* _TASK INSTRUCTIONS_: Every line of the material is to be quoted verbatim, minus the pictures.

* _Dataset items_:

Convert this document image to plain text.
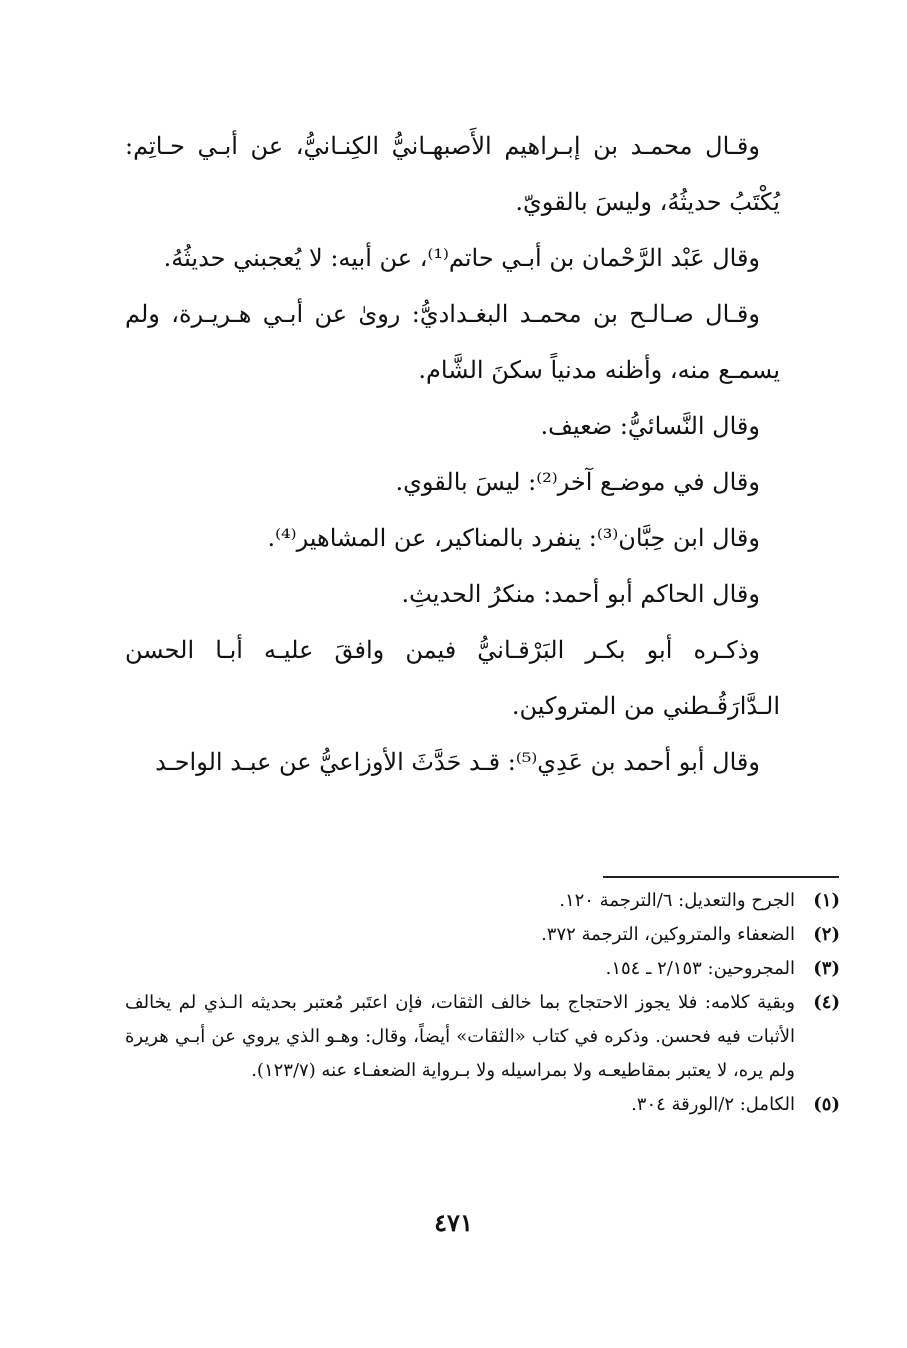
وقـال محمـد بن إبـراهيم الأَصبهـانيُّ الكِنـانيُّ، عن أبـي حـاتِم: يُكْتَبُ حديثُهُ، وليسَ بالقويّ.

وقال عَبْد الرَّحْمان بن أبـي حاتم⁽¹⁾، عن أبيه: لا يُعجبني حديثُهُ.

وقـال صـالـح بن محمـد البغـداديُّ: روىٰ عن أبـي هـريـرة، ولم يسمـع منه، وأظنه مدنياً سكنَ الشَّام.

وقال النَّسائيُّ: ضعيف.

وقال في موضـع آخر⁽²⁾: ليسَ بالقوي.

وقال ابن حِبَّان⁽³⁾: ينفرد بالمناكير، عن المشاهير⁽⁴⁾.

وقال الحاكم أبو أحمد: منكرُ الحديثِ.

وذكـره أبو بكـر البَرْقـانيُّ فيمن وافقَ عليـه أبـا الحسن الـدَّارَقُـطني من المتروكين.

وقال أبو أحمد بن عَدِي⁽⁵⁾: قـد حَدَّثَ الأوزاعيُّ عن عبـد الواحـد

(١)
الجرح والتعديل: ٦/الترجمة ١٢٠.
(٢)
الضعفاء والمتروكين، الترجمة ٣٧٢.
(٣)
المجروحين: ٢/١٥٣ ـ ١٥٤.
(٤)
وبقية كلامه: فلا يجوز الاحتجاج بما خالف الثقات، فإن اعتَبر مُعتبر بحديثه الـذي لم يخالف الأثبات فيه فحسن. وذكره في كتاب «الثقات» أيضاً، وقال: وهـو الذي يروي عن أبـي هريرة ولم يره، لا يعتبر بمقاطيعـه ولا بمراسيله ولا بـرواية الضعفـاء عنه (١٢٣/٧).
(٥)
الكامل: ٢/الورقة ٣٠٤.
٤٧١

* _FINAL ANSWER_:
Convert this document image to plain text.
وقـال محمـد بن إبـراهيم الأَصبهـانيُّ الكِنـانيُّ، عن أبـي حـاتِم: يُكْتَبُ حديثُهُ، وليسَ بالقويّ.

وقال عَبْد الرَّحْمان بن أبـي حاتم⁽¹⁾، عن أبيه: لا يُعجبني حديثُهُ.

وقـال صـالـح بن محمـد البغـداديُّ: روىٰ عن أبـي هـريـرة، ولم يسمـع منه، وأظنه مدنياً سكنَ الشَّام.

وقال النَّسائيُّ: ضعيف.

وقال في موضـع آخر⁽²⁾: ليسَ بالقوي.

وقال ابن حِبَّان⁽³⁾: ينفرد بالمناكير، عن المشاهير⁽⁴⁾.

وقال الحاكم أبو أحمد: منكرُ الحديثِ.

وذكـره أبو بكـر البَرْقـانيُّ فيمن وافقَ عليـه أبـا الحسن الـدَّارَقُـطني من المتروكين.

وقال أبو أحمد بن عَدِي⁽⁵⁾: قـد حَدَّثَ الأوزاعيُّ عن عبـد الواحـد

(١)
الجرح والتعديل: ٦/الترجمة ١٢٠.
(٢)
الضعفاء والمتروكين، الترجمة ٣٧٢.
(٣)
المجروحين: ٢/١٥٣ ـ ١٥٤.
(٤)
وبقية كلامه: فلا يجوز الاحتجاج بما خالف الثقات، فإن اعتَبر مُعتبر بحديثه الـذي لم يخالف الأثبات فيه فحسن. وذكره في كتاب «الثقات» أيضاً، وقال: وهـو الذي يروي عن أبـي هريرة ولم يره، لا يعتبر بمقاطيعـه ولا بمراسيله ولا بـرواية الضعفـاء عنه (١٢٣/٧).
(٥)
الكامل: ٢/الورقة ٣٠٤.
٤٧١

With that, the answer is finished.